Rows from a figure dataset:
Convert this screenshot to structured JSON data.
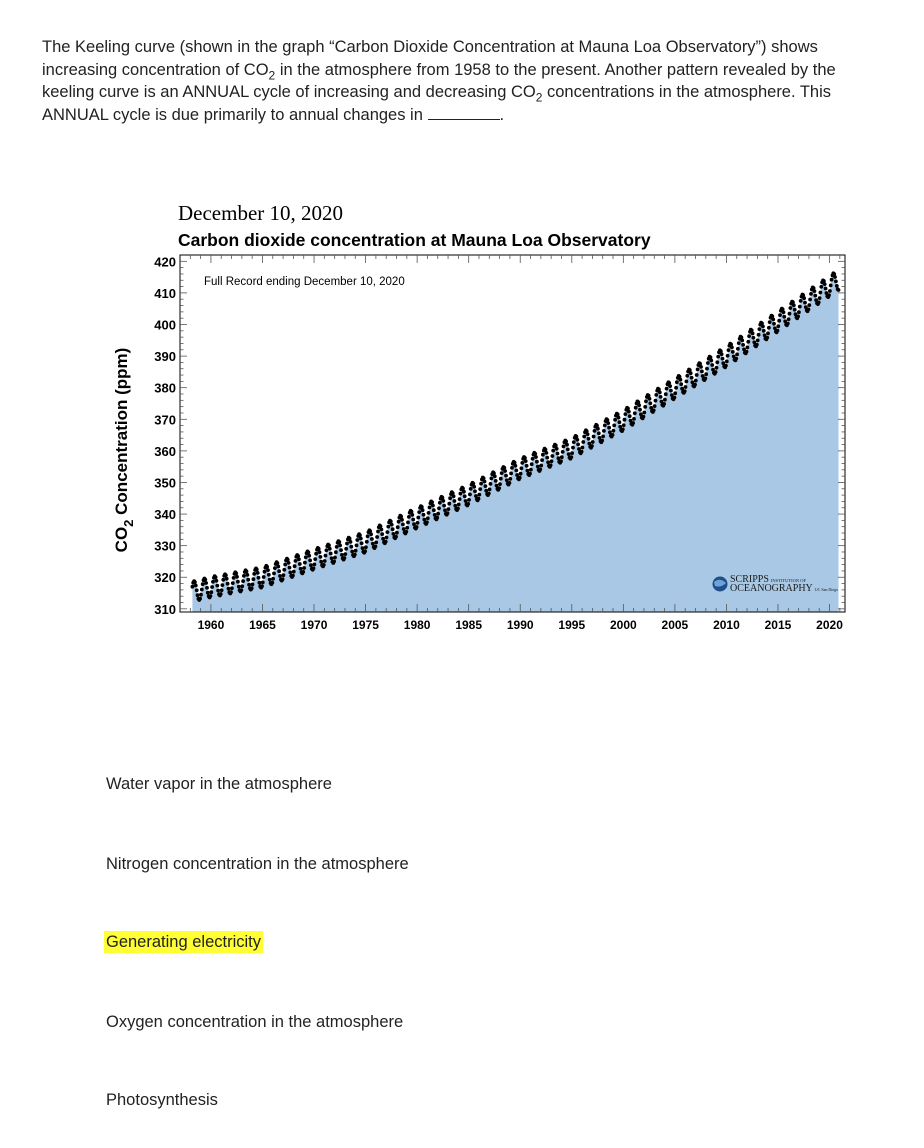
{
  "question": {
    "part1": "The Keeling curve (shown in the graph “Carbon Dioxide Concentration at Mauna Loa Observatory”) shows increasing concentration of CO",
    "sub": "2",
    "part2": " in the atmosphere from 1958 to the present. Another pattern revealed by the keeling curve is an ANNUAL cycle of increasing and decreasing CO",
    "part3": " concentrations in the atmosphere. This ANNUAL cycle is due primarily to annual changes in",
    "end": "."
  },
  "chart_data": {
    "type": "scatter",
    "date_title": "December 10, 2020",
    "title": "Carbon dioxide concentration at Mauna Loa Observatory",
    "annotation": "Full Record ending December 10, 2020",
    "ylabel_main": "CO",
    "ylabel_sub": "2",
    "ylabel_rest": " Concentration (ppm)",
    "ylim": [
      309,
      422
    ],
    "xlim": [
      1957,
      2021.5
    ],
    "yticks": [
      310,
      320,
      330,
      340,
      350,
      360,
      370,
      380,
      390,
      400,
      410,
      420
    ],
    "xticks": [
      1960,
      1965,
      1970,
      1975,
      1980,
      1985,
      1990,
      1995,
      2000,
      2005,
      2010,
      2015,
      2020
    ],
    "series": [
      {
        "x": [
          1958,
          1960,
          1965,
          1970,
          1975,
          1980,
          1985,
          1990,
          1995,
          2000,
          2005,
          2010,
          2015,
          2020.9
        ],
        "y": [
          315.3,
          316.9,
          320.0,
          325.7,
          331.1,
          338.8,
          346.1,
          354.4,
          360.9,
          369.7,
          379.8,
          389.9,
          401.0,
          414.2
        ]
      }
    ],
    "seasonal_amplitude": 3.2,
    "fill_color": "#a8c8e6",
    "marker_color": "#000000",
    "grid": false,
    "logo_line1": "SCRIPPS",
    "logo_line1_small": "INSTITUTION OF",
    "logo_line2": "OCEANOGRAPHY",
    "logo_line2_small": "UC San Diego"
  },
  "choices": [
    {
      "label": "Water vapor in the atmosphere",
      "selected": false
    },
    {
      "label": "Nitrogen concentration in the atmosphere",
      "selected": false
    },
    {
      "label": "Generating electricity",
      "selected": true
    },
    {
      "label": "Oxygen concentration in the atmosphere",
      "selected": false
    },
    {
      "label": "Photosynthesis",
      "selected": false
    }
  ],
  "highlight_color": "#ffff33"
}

• [AIM]
Return to the listing above and set it down exactly, leaving out its pictures.

• [PROBLEM SOLUTION]
Convert this screenshot to structured JSON data.
{
  "question": {
    "part1": "The Keeling curve (shown in the graph “Carbon Dioxide Concentration at Mauna Loa Observatory”) shows increasing concentration of CO",
    "sub": "2",
    "part2": " in the atmosphere from 1958 to the present. Another pattern revealed by the keeling curve is an ANNUAL cycle of increasing and decreasing CO",
    "part3": " concentrations in the atmosphere. This ANNUAL cycle is due primarily to annual changes in",
    "end": "."
  },
  "chart_data": {
    "type": "scatter",
    "date_title": "December 10, 2020",
    "title": "Carbon dioxide concentration at Mauna Loa Observatory",
    "annotation": "Full Record ending December 10, 2020",
    "ylabel_main": "CO",
    "ylabel_sub": "2",
    "ylabel_rest": " Concentration (ppm)",
    "ylim": [
      309,
      422
    ],
    "xlim": [
      1957,
      2021.5
    ],
    "yticks": [
      310,
      320,
      330,
      340,
      350,
      360,
      370,
      380,
      390,
      400,
      410,
      420
    ],
    "xticks": [
      1960,
      1965,
      1970,
      1975,
      1980,
      1985,
      1990,
      1995,
      2000,
      2005,
      2010,
      2015,
      2020
    ],
    "series": [
      {
        "x": [
          1958,
          1960,
          1965,
          1970,
          1975,
          1980,
          1985,
          1990,
          1995,
          2000,
          2005,
          2010,
          2015,
          2020.9
        ],
        "y": [
          315.3,
          316.9,
          320.0,
          325.7,
          331.1,
          338.8,
          346.1,
          354.4,
          360.9,
          369.7,
          379.8,
          389.9,
          401.0,
          414.2
        ]
      }
    ],
    "seasonal_amplitude": 3.2,
    "fill_color": "#a8c8e6",
    "marker_color": "#000000",
    "grid": false,
    "logo_line1": "SCRIPPS",
    "logo_line1_small": "INSTITUTION OF",
    "logo_line2": "OCEANOGRAPHY",
    "logo_line2_small": "UC San Diego"
  },
  "choices": [
    {
      "label": "Water vapor in the atmosphere",
      "selected": false
    },
    {
      "label": "Nitrogen concentration in the atmosphere",
      "selected": false
    },
    {
      "label": "Generating electricity",
      "selected": true
    },
    {
      "label": "Oxygen concentration in the atmosphere",
      "selected": false
    },
    {
      "label": "Photosynthesis",
      "selected": false
    }
  ],
  "highlight_color": "#ffff33"
}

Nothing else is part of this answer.